Records:
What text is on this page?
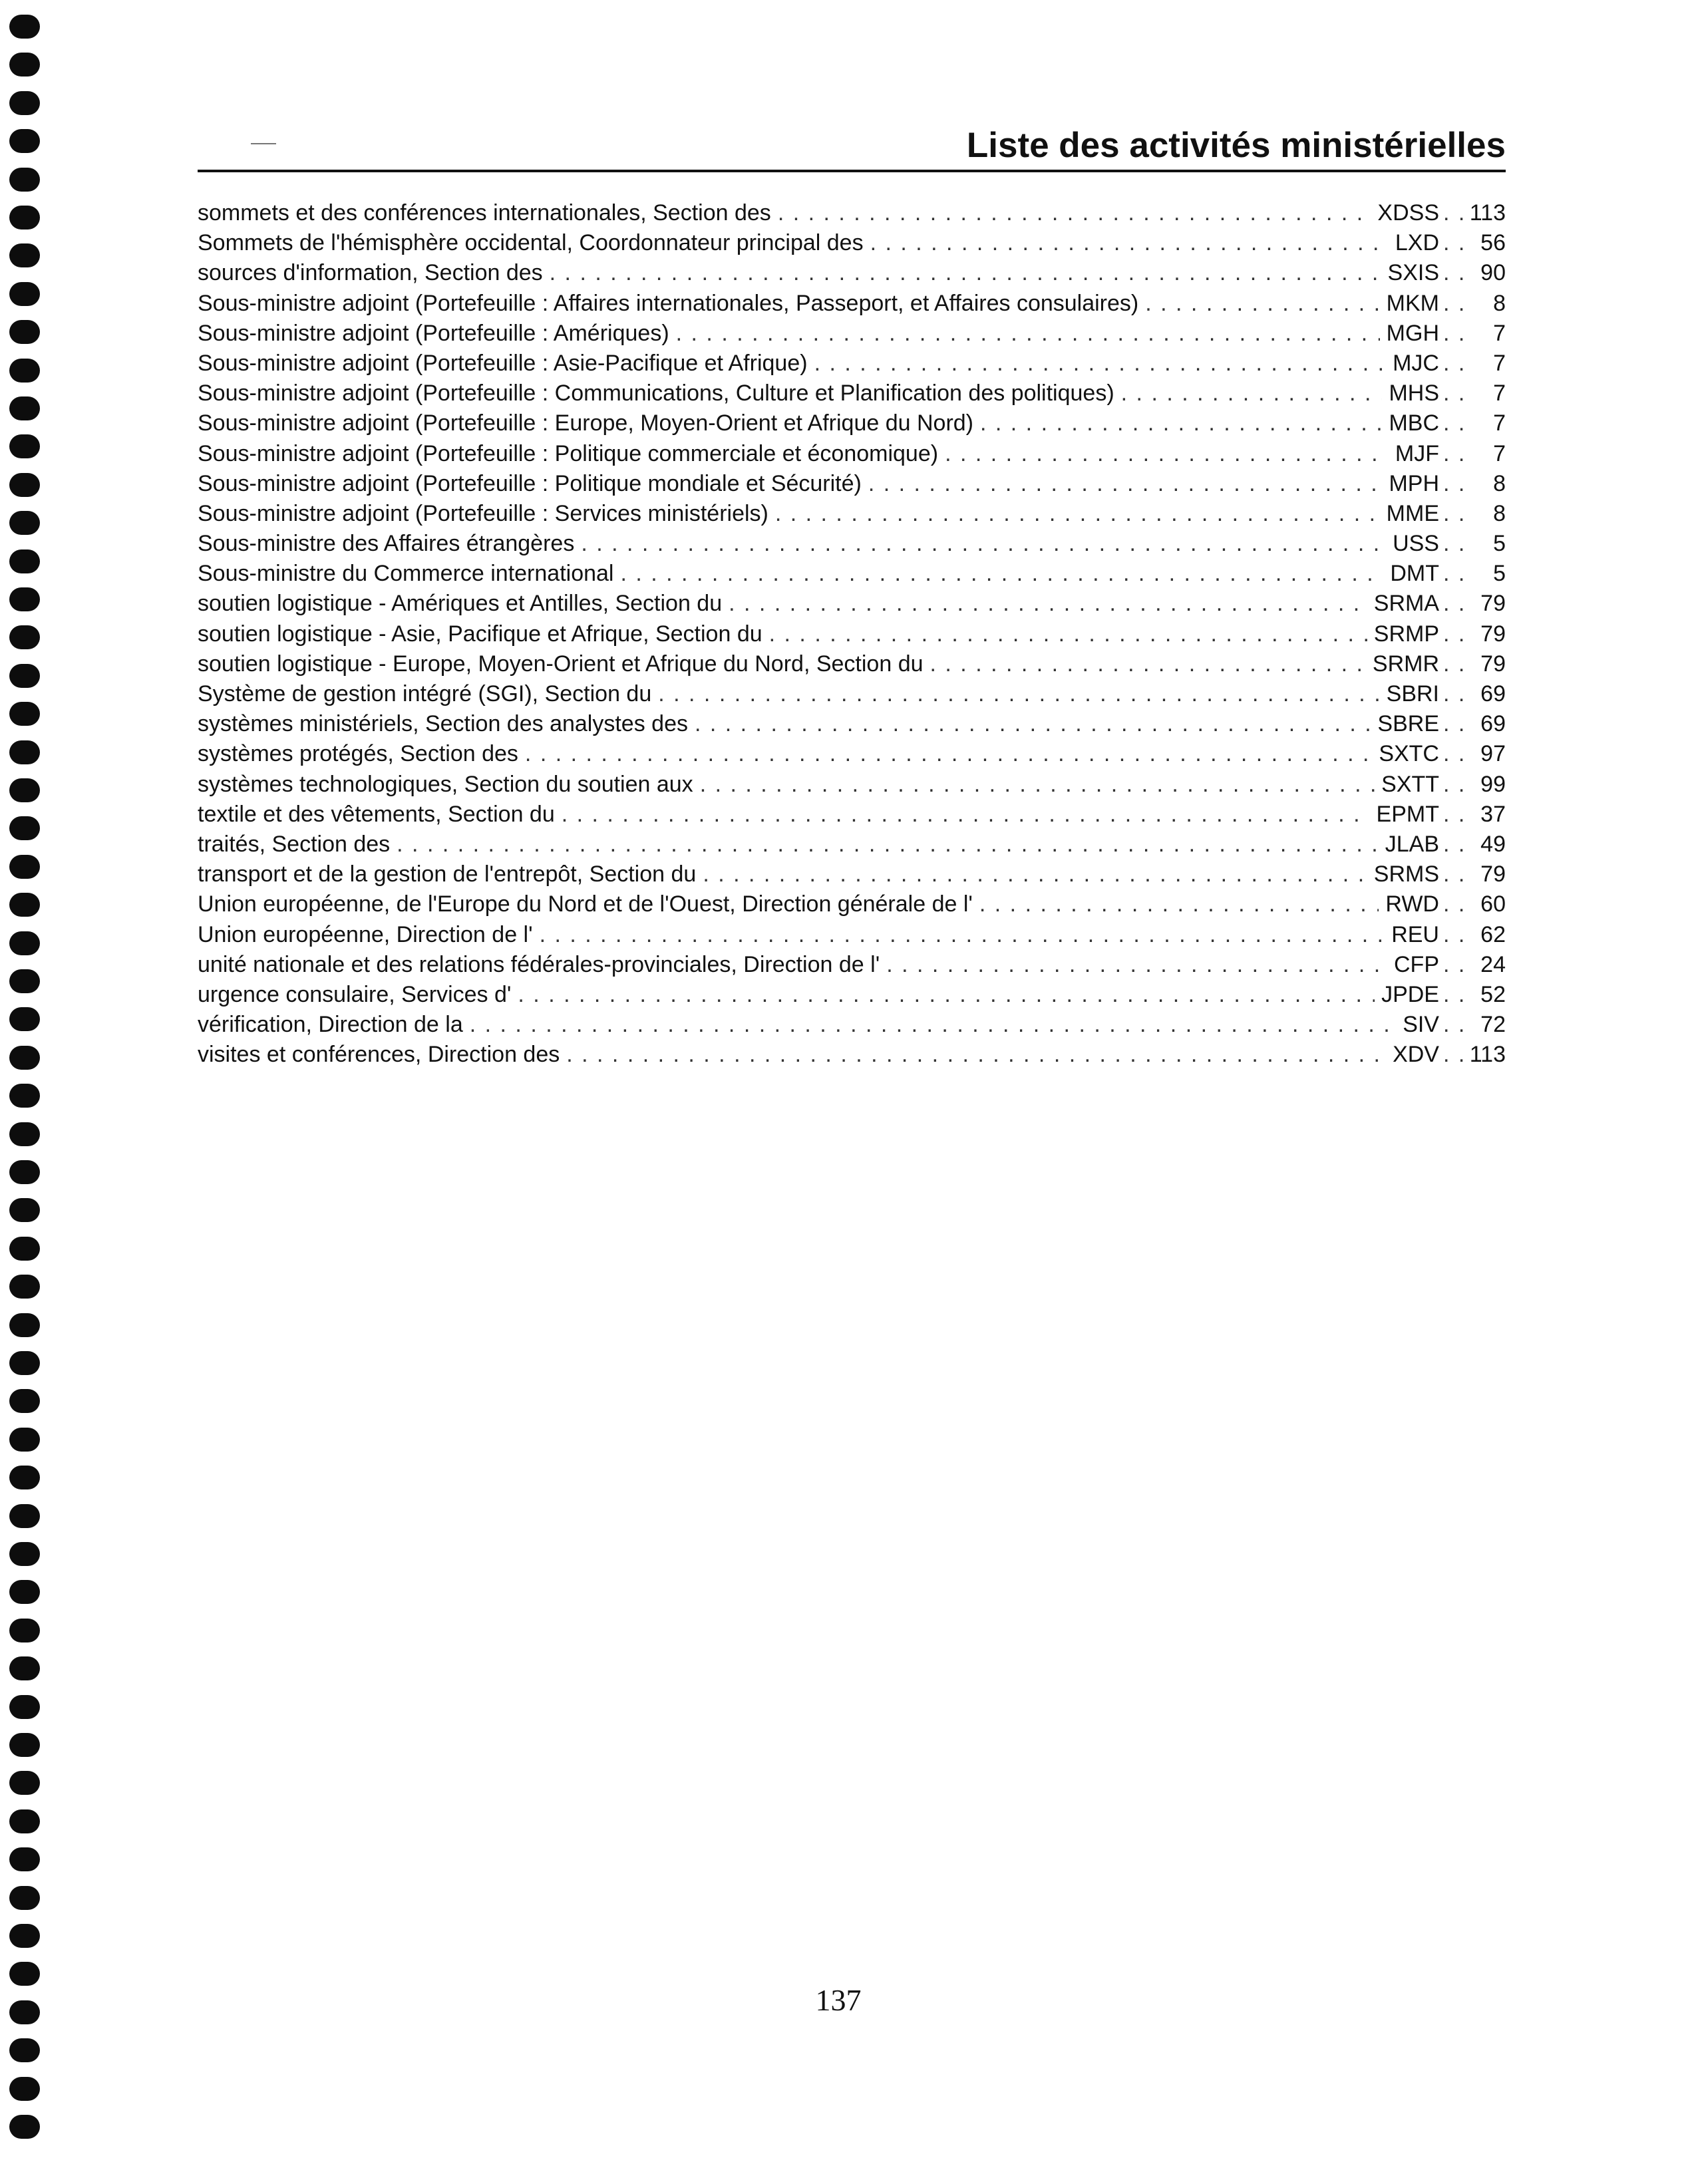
Liste des activités ministérielles
sommets et des conférences internationales, Section des . . .	XDSS . . . 113
Sommets de l'hémisphère occidental, Coordonnateur principal des . . .	LXD . . .	56
sources d'information, Section des . . .	SXIS . . .	90
Sous-ministre adjoint (Portefeuille : Affaires internationales, Passeport, et Affaires consulaires) . . .	MKM . . .	8
Sous-ministre adjoint (Portefeuille : Amériques) . . .	MGH . . .	7
Sous-ministre adjoint (Portefeuille : Asie-Pacifique et Afrique) . . .	MJC . . .	7
Sous-ministre adjoint (Portefeuille : Communications, Culture et Planification des politiques) . . .	MHS . . .	7
Sous-ministre adjoint (Portefeuille : Europe, Moyen-Orient et Afrique du Nord) . . .	MBC . . .	7
Sous-ministre adjoint (Portefeuille : Politique commerciale et économique) . . .	MJF . . .	7
Sous-ministre adjoint (Portefeuille : Politique mondiale et Sécurité) . . .	MPH . . .	8
Sous-ministre adjoint (Portefeuille : Services ministériels) . . .	MME . . .	8
Sous-ministre des Affaires étrangères . . .	USS . . .	5
Sous-ministre du Commerce international . . .	DMT . . .	5
soutien logistique - Amériques et Antilles, Section du . . .	SRMA . . .	79
soutien logistique - Asie, Pacifique et Afrique, Section du . . .	SRMP . . .	79
soutien logistique - Europe, Moyen-Orient et Afrique du Nord, Section du . . .	SRMR . . .	79
Système de gestion intégré (SGI), Section du . . .	SBRI . . .	69
systèmes ministériels, Section des analystes des . . .	SBRE . . .	69
systèmes protégés, Section des . . .	SXTC . . .	97
systèmes technologiques, Section du soutien aux . . .	SXTT . . .	99
textile et des vêtements, Section du . . .	EPMT . . .	37
traités, Section des . . .	JLAB . . .	49
transport et de la gestion de l'entrepôt, Section du . . .	SRMS . . .	79
Union européenne, de l'Europe du Nord et de l'Ouest, Direction générale de l' . . .	RWD . . .	60
Union européenne, Direction de l' . . .	REU . . .	62
unité nationale et des relations fédérales-provinciales, Direction de l' . . .	CFP . . .	24
urgence consulaire, Services d' . . .	JPDE . . .	52
vérification, Direction de la . . .	SIV . . .	72
visites et conférences, Direction des . . .	XDV . . . 113
137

Problem: Nothing in the entries above should change when they are printed again, except that the pictures are dropped.

Task result:
What text is on this page?
Liste des activités ministérielles
sommets et des conférences internationales, Section des . . .	XDSS . . . 113
Sommets de l'hémisphère occidental, Coordonnateur principal des . . .	LXD . . .	56
sources d'information, Section des . . .	SXIS . . .	90
Sous-ministre adjoint (Portefeuille : Affaires internationales, Passeport, et Affaires consulaires) . . .	MKM . . .	8
Sous-ministre adjoint (Portefeuille : Amériques) . . .	MGH . . .	7
Sous-ministre adjoint (Portefeuille : Asie-Pacifique et Afrique) . . .	MJC . . .	7
Sous-ministre adjoint (Portefeuille : Communications, Culture et Planification des politiques) . . .	MHS . . .	7
Sous-ministre adjoint (Portefeuille : Europe, Moyen-Orient et Afrique du Nord) . . .	MBC . . .	7
Sous-ministre adjoint (Portefeuille : Politique commerciale et économique) . . .	MJF . . .	7
Sous-ministre adjoint (Portefeuille : Politique mondiale et Sécurité) . . .	MPH . . .	8
Sous-ministre adjoint (Portefeuille : Services ministériels) . . .	MME . . .	8
Sous-ministre des Affaires étrangères . . .	USS . . .	5
Sous-ministre du Commerce international . . .	DMT . . .	5
soutien logistique - Amériques et Antilles, Section du . . .	SRMA . . .	79
soutien logistique - Asie, Pacifique et Afrique, Section du . . .	SRMP . . .	79
soutien logistique - Europe, Moyen-Orient et Afrique du Nord, Section du . . .	SRMR . . .	79
Système de gestion intégré (SGI), Section du . . .	SBRI . . .	69
systèmes ministériels, Section des analystes des . . .	SBRE . . .	69
systèmes protégés, Section des . . .	SXTC . . .	97
systèmes technologiques, Section du soutien aux . . .	SXTT . . .	99
textile et des vêtements, Section du . . .	EPMT . . .	37
traités, Section des . . .	JLAB . . .	49
transport et de la gestion de l'entrepôt, Section du . . .	SRMS . . .	79
Union européenne, de l'Europe du Nord et de l'Ouest, Direction générale de l' . . .	RWD . . .	60
Union européenne, Direction de l' . . .	REU . . .	62
unité nationale et des relations fédérales-provinciales, Direction de l' . . .	CFP . . .	24
urgence consulaire, Services d' . . .	JPDE . . .	52
vérification, Direction de la . . .	SIV . . .	72
visites et conférences, Direction des . . .	XDV . . . 113
137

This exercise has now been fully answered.